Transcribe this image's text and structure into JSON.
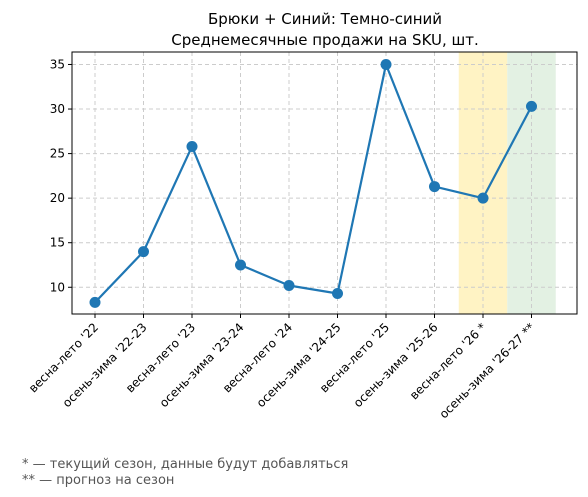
{
  "chart_data": {
    "type": "line",
    "title": "Брюки + Синий: Темно-синий",
    "subtitle": "Среднемесячные продажи на SKU, шт.",
    "xlabel": "",
    "ylabel": "",
    "categories": [
      "весна-лето '22",
      "осень-зима '22-23",
      "весна-лето '23",
      "осень-зима '23-24",
      "весна-лето '24",
      "осень-зима '24-25",
      "весна-лето '25",
      "осень-зима '25-26",
      "весна-лето '26 *",
      "осень-зима '26-27 **"
    ],
    "series": [
      {
        "values": [
          8.3,
          14.0,
          25.8,
          12.5,
          10.2,
          9.3,
          35.0,
          21.3,
          20.0,
          30.3
        ],
        "color": "#1f77b4"
      }
    ],
    "yticks": [
      10,
      15,
      20,
      25,
      30,
      35
    ],
    "ylim": [
      7.0,
      36.4
    ],
    "grid": true,
    "highlights": [
      {
        "category_index": 8,
        "color": "#fff3c4",
        "meaning": "current season"
      },
      {
        "category_index": 9,
        "color": "#e3f1e3",
        "meaning": "forecast"
      }
    ]
  },
  "footnotes": {
    "current": "* — текущий сезон, данные будут добавляться",
    "forecast": "** — прогноз на сезон"
  }
}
====================
Exercise: Each line in the entries above that includes the string "осень" should be extracted.

Exercise response:
      "осень-зима '22-23",
      "осень-зима '23-24",
      "осень-зима '24-25",
      "осень-зима '25-26",
      "осень-зима '26-27 **"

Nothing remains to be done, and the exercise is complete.